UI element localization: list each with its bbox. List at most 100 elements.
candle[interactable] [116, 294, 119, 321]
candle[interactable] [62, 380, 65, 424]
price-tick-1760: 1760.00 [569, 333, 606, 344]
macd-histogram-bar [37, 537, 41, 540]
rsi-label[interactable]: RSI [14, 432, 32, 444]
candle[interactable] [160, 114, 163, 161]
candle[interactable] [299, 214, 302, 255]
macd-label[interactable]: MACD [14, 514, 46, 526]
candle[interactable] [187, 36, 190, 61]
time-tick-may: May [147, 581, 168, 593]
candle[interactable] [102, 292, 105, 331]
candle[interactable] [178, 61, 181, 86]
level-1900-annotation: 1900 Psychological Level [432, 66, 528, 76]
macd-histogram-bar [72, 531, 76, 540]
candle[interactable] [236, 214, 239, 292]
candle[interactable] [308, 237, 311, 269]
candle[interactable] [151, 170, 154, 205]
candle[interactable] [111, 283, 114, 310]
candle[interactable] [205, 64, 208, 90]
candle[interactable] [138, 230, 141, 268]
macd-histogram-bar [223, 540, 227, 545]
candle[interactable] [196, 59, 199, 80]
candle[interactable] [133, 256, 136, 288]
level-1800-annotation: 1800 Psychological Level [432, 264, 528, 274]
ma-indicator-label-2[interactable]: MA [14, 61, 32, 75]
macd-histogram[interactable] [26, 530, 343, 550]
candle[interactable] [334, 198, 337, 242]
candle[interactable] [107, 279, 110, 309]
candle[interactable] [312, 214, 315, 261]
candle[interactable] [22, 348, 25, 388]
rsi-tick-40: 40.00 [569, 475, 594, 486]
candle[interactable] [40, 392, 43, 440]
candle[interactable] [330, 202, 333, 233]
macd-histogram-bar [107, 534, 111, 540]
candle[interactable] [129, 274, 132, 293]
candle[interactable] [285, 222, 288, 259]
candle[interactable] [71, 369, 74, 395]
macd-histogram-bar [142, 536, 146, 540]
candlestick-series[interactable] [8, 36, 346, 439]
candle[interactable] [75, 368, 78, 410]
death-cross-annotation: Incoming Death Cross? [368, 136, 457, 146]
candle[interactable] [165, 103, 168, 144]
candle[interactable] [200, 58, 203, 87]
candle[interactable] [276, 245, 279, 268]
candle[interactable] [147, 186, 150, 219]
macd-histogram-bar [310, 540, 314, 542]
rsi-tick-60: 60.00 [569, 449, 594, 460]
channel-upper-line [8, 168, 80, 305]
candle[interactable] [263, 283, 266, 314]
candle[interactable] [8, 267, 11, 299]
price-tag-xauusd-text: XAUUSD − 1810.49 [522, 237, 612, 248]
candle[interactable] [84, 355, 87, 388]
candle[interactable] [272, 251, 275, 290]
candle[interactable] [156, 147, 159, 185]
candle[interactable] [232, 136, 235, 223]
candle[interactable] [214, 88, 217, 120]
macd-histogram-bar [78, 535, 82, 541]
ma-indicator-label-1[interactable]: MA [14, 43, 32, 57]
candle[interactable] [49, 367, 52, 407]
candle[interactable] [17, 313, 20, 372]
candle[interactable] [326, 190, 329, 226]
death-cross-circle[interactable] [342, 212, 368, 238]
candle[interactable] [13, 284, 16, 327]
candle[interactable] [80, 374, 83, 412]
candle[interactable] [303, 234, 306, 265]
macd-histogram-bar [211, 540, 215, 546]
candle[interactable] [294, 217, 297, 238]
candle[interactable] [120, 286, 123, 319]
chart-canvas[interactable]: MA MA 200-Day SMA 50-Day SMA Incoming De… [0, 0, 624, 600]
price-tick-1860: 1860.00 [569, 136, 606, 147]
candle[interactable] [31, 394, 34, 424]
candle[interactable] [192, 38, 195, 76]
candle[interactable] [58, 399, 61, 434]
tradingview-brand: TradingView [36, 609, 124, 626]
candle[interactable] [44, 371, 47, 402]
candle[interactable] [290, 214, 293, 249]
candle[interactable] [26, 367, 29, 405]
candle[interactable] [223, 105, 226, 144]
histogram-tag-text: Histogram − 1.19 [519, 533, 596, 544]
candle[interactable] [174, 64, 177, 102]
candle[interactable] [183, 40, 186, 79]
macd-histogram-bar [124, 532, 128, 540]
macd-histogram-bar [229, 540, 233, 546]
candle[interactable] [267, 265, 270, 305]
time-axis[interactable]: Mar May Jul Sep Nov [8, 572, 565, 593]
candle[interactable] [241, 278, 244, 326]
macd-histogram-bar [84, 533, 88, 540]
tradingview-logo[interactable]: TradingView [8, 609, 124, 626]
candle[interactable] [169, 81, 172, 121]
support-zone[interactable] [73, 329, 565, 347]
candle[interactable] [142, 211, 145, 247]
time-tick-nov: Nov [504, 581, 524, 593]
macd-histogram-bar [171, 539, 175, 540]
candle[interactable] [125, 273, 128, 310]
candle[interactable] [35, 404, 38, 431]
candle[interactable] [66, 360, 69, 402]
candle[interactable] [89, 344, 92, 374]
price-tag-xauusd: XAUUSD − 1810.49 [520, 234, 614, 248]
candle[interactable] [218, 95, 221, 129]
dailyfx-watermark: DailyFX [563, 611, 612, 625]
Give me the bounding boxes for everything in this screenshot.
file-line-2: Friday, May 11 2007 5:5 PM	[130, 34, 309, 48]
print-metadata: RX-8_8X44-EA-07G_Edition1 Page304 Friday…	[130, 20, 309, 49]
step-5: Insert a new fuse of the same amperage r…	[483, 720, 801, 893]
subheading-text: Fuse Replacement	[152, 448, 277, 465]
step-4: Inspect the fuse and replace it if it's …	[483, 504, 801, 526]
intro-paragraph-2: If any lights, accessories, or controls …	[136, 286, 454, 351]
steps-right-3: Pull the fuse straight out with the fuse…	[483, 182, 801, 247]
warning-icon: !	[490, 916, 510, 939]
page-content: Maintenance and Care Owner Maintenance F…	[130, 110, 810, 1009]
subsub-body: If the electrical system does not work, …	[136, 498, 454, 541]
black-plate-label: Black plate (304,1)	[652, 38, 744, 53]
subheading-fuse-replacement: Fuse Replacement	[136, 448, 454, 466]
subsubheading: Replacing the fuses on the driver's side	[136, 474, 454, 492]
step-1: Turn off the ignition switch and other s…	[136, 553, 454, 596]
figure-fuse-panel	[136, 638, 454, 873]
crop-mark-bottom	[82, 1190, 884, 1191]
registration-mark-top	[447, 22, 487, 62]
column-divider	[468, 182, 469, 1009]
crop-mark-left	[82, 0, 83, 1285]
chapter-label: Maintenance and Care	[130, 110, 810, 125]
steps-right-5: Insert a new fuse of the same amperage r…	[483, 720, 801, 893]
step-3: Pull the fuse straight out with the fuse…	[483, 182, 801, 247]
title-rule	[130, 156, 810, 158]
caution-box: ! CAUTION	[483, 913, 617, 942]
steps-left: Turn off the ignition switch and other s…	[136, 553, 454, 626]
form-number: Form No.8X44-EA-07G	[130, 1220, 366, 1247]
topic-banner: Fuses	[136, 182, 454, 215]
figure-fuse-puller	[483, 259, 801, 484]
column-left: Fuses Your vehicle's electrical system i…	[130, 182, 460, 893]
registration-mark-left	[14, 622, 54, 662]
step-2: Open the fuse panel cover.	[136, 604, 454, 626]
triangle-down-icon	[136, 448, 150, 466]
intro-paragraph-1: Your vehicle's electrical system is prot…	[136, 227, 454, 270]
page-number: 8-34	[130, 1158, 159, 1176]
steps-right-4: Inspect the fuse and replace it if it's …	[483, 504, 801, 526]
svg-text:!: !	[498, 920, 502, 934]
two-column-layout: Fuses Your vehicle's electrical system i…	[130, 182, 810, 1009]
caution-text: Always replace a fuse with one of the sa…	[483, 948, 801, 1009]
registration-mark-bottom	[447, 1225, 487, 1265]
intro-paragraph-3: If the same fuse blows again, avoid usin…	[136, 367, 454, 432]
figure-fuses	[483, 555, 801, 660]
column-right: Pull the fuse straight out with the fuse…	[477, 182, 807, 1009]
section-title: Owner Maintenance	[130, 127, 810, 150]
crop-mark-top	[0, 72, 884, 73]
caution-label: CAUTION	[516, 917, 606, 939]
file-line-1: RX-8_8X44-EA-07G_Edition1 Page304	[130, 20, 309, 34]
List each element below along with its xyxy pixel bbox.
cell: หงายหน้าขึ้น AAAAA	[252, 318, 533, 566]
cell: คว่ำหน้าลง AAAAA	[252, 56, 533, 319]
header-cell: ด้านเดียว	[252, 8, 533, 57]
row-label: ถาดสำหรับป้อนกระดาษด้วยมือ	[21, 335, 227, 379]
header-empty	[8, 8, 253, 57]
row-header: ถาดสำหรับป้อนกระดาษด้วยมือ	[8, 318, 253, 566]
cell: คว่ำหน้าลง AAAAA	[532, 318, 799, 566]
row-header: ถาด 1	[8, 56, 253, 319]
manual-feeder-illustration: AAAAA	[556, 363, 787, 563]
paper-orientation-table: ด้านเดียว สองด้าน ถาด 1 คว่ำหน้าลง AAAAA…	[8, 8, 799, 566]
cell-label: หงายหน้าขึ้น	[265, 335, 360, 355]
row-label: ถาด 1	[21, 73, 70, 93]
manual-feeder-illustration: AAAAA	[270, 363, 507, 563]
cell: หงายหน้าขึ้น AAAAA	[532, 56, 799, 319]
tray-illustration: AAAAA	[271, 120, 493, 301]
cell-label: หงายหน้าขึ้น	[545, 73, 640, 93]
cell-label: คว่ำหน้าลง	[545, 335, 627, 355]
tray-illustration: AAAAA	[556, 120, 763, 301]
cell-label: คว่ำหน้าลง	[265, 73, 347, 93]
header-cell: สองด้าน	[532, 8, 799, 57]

--- What you are asked to do ---
Return the lines of the data above, copied without changes, from the first line through the line that contains "macd-histogram-bar [37, 537, 41, 540]", including both.

--- Full output ---
UI element localization: list each with its bbox. List at most 100 elements.
candle[interactable] [116, 294, 119, 321]
candle[interactable] [62, 380, 65, 424]
price-tick-1760: 1760.00 [569, 333, 606, 344]
macd-histogram-bar [37, 537, 41, 540]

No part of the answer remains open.